Exercise objective. Each entry must be reproduced precisely as it stands.

Records from a collection.
┏━━

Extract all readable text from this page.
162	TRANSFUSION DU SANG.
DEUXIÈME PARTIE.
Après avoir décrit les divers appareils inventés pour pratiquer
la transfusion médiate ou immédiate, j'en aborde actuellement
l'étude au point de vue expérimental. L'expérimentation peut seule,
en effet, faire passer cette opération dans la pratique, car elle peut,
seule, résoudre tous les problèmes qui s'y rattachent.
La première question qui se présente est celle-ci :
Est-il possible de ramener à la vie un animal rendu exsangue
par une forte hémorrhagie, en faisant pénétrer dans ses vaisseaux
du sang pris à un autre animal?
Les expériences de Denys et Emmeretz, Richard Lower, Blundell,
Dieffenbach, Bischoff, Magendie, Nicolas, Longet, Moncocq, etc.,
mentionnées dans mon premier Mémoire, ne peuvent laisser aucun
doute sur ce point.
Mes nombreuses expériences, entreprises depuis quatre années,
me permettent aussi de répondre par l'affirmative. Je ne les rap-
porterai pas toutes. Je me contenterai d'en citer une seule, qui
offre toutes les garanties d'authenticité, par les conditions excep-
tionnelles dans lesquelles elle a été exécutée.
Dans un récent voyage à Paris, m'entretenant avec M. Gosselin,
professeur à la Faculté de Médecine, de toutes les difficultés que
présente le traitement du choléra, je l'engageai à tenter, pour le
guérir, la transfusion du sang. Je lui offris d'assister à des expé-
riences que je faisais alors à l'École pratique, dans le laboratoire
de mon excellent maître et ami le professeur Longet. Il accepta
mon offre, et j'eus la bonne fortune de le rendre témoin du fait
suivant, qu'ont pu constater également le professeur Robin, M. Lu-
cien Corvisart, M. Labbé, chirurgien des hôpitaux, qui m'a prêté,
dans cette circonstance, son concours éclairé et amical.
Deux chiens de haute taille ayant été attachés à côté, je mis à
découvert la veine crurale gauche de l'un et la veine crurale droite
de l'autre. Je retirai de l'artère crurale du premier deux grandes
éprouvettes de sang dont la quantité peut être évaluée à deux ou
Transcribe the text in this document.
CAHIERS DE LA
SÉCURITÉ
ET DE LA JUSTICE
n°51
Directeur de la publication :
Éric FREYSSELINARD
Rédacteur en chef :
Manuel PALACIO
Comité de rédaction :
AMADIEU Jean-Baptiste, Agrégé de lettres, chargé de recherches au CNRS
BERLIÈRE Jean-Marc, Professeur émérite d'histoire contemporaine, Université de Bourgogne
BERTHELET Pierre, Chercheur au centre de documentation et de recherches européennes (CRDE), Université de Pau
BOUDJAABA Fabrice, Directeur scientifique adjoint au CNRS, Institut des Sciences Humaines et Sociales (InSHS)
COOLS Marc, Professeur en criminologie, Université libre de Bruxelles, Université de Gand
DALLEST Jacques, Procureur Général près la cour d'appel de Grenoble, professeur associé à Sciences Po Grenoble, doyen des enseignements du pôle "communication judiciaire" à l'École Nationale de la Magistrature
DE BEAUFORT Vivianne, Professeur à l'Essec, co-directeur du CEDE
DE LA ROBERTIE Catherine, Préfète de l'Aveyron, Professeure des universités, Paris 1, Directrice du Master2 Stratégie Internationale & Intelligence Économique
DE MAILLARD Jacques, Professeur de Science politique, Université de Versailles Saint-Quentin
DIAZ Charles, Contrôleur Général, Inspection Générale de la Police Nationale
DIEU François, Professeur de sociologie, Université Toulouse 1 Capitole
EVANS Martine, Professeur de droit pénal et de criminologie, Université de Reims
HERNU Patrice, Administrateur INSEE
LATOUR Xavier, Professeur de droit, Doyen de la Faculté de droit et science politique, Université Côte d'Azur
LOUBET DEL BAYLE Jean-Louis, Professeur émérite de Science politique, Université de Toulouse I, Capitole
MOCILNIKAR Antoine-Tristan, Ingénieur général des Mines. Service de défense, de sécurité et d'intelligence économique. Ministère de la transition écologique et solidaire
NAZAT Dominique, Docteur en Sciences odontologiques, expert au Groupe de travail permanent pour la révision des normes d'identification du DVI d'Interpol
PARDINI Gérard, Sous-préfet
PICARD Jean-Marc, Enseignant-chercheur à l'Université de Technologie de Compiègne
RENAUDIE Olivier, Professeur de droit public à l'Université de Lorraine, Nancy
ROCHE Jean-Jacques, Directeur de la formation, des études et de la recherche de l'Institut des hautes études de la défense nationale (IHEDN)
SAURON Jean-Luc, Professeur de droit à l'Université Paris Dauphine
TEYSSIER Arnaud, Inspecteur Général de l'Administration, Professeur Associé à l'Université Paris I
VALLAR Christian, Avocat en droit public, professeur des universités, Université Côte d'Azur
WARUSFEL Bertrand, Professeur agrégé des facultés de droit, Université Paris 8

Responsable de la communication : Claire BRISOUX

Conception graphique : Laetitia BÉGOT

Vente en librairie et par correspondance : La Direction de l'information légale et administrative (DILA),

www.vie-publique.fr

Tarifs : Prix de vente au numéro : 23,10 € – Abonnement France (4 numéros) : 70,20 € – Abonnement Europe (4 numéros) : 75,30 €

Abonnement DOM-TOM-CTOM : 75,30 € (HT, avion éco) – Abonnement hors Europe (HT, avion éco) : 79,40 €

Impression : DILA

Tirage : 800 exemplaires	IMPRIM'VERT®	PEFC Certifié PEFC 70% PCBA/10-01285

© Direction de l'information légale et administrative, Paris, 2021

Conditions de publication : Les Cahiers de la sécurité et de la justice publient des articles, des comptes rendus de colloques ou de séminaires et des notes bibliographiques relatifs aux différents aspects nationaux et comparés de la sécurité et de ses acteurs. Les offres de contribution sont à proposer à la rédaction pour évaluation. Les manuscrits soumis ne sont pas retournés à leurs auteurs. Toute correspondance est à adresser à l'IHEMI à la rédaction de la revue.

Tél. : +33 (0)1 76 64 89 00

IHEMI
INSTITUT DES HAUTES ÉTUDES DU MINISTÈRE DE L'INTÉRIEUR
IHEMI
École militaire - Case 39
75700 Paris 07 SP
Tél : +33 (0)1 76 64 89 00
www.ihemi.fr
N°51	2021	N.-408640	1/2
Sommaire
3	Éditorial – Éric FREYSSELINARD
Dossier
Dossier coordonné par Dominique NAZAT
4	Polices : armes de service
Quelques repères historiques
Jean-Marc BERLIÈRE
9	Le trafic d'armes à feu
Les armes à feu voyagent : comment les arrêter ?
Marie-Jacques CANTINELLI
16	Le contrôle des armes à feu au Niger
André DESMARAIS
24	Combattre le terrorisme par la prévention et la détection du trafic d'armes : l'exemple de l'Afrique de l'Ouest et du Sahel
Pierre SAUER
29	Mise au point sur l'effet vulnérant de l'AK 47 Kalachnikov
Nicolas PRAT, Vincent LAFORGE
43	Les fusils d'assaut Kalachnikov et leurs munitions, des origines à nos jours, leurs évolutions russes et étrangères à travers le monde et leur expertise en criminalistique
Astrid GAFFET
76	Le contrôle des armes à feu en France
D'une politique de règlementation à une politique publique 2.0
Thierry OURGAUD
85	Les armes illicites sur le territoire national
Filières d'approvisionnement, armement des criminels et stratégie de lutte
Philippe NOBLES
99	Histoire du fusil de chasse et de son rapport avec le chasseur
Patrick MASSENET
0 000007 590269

┗━━

Output for this task.
Extract all readable text from this page.
162	TRANSFUSION DU SANG.
DEUXIÈME PARTIE.
Après avoir décrit les divers appareils inventés pour pratiquer
la transfusion médiate ou immédiate, j'en aborde actuellement
l'étude au point de vue expérimental. L'expérimentation peut seule,
en effet, faire passer cette opération dans la pratique, car elle peut,
seule, résoudre tous les problèmes qui s'y rattachent.
La première question qui se présente est celle-ci :
Est-il possible de ramener à la vie un animal rendu exsangue
par une forte hémorrhagie, en faisant pénétrer dans ses vaisseaux
du sang pris à un autre animal?
Les expériences de Denys et Emmeretz, Richard Lower, Blundell,
Dieffenbach, Bischoff, Magendie, Nicolas, Longet, Moncocq, etc.,
mentionnées dans mon premier Mémoire, ne peuvent laisser aucun
doute sur ce point.
Mes nombreuses expériences, entreprises depuis quatre années,
me permettent aussi de répondre par l'affirmative. Je ne les rap-
porterai pas toutes. Je me contenterai d'en citer une seule, qui
offre toutes les garanties d'authenticité, par les conditions excep-
tionnelles dans lesquelles elle a été exécutée.
Dans un récent voyage à Paris, m'entretenant avec M. Gosselin,
professeur à la Faculté de Médecine, de toutes les difficultés que
présente le traitement du choléra, je l'engageai à tenter, pour le
guérir, la transfusion du sang. Je lui offris d'assister à des expé-
riences que je faisais alors à l'École pratique, dans le laboratoire
de mon excellent maître et ami le professeur Longet. Il accepta
mon offre, et j'eus la bonne fortune de le rendre témoin du fait
suivant, qu'ont pu constater également le professeur Robin, M. Lu-
cien Corvisart, M. Labbé, chirurgien des hôpitaux, qui m'a prêté,
dans cette circonstance, son concours éclairé et amical.
Deux chiens de haute taille ayant été attachés à côté, je mis à
découvert la veine crurale gauche de l'un et la veine crurale droite
de l'autre. Je retirai de l'artère crurale du premier deux grandes
éprouvettes de sang dont la quantité peut être évaluée à deux ou
Transcribe the text in this document.
CAHIERS DE LA
SÉCURITÉ
ET DE LA JUSTICE
n°51
Directeur de la publication :
Éric FREYSSELINARD
Rédacteur en chef :
Manuel PALACIO
Comité de rédaction :
AMADIEU Jean-Baptiste, Agrégé de lettres, chargé de recherches au CNRS
BERLIÈRE Jean-Marc, Professeur émérite d'histoire contemporaine, Université de Bourgogne
BERTHELET Pierre, Chercheur au centre de documentation et de recherches européennes (CRDE), Université de Pau
BOUDJAABA Fabrice, Directeur scientifique adjoint au CNRS, Institut des Sciences Humaines et Sociales (InSHS)
COOLS Marc, Professeur en criminologie, Université libre de Bruxelles, Université de Gand
DALLEST Jacques, Procureur Général près la cour d'appel de Grenoble, professeur associé à Sciences Po Grenoble, doyen des enseignements du pôle "communication judiciaire" à l'École Nationale de la Magistrature
DE BEAUFORT Vivianne, Professeur à l'Essec, co-directeur du CEDE
DE LA ROBERTIE Catherine, Préfète de l'Aveyron, Professeure des universités, Paris 1, Directrice du Master2 Stratégie Internationale & Intelligence Économique
DE MAILLARD Jacques, Professeur de Science politique, Université de Versailles Saint-Quentin
DIAZ Charles, Contrôleur Général, Inspection Générale de la Police Nationale
DIEU François, Professeur de sociologie, Université Toulouse 1 Capitole
EVANS Martine, Professeur de droit pénal et de criminologie, Université de Reims
HERNU Patrice, Administrateur INSEE
LATOUR Xavier, Professeur de droit, Doyen de la Faculté de droit et science politique, Université Côte d'Azur
LOUBET DEL BAYLE Jean-Louis, Professeur émérite de Science politique, Université de Toulouse I, Capitole
MOCILNIKAR Antoine-Tristan, Ingénieur général des Mines. Service de défense, de sécurité et d'intelligence économique. Ministère de la transition écologique et solidaire
NAZAT Dominique, Docteur en Sciences odontologiques, expert au Groupe de travail permanent pour la révision des normes d'identification du DVI d'Interpol
PARDINI Gérard, Sous-préfet
PICARD Jean-Marc, Enseignant-chercheur à l'Université de Technologie de Compiègne
RENAUDIE Olivier, Professeur de droit public à l'Université de Lorraine, Nancy
ROCHE Jean-Jacques, Directeur de la formation, des études et de la recherche de l'Institut des hautes études de la défense nationale (IHEDN)
SAURON Jean-Luc, Professeur de droit à l'Université Paris Dauphine
TEYSSIER Arnaud, Inspecteur Général de l'Administration, Professeur Associé à l'Université Paris I
VALLAR Christian, Avocat en droit public, professeur des universités, Université Côte d'Azur
WARUSFEL Bertrand, Professeur agrégé des facultés de droit, Université Paris 8

Responsable de la communication : Claire BRISOUX

Conception graphique : Laetitia BÉGOT

Vente en librairie et par correspondance : La Direction de l'information légale et administrative (DILA),

www.vie-publique.fr

Tarifs : Prix de vente au numéro : 23,10 € – Abonnement France (4 numéros) : 70,20 € – Abonnement Europe (4 numéros) : 75,30 €

Abonnement DOM-TOM-CTOM : 75,30 € (HT, avion éco) – Abonnement hors Europe (HT, avion éco) : 79,40 €

Impression : DILA

Tirage : 800 exemplaires	IMPRIM'VERT®	PEFC Certifié PEFC 70% PCBA/10-01285

© Direction de l'information légale et administrative, Paris, 2021

Conditions de publication : Les Cahiers de la sécurité et de la justice publient des articles, des comptes rendus de colloques ou de séminaires et des notes bibliographiques relatifs aux différents aspects nationaux et comparés de la sécurité et de ses acteurs. Les offres de contribution sont à proposer à la rédaction pour évaluation. Les manuscrits soumis ne sont pas retournés à leurs auteurs. Toute correspondance est à adresser à l'IHEMI à la rédaction de la revue.

Tél. : +33 (0)1 76 64 89 00

IHEMI
INSTITUT DES HAUTES ÉTUDES DU MINISTÈRE DE L'INTÉRIEUR
IHEMI
École militaire - Case 39
75700 Paris 07 SP
Tél : +33 (0)1 76 64 89 00
www.ihemi.fr
N°51	2021	N.-408640	1/2
Sommaire
3	Éditorial – Éric FREYSSELINARD
Dossier
Dossier coordonné par Dominique NAZAT
4	Polices : armes de service
Quelques repères historiques
Jean-Marc BERLIÈRE
9	Le trafic d'armes à feu
Les armes à feu voyagent : comment les arrêter ?
Marie-Jacques CANTINELLI
16	Le contrôle des armes à feu au Niger
André DESMARAIS
24	Combattre le terrorisme par la prévention et la détection du trafic d'armes : l'exemple de l'Afrique de l'Ouest et du Sahel
Pierre SAUER
29	Mise au point sur l'effet vulnérant de l'AK 47 Kalachnikov
Nicolas PRAT, Vincent LAFORGE
43	Les fusils d'assaut Kalachnikov et leurs munitions, des origines à nos jours, leurs évolutions russes et étrangères à travers le monde et leur expertise en criminalistique
Astrid GAFFET
76	Le contrôle des armes à feu en France
D'une politique de règlementation à une politique publique 2.0
Thierry OURGAUD
85	Les armes illicites sur le territoire national
Filières d'approvisionnement, armement des criminels et stratégie de lutte
Philippe NOBLES
99	Histoire du fusil de chasse et de son rapport avec le chasseur
Patrick MASSENET
0 000007 590269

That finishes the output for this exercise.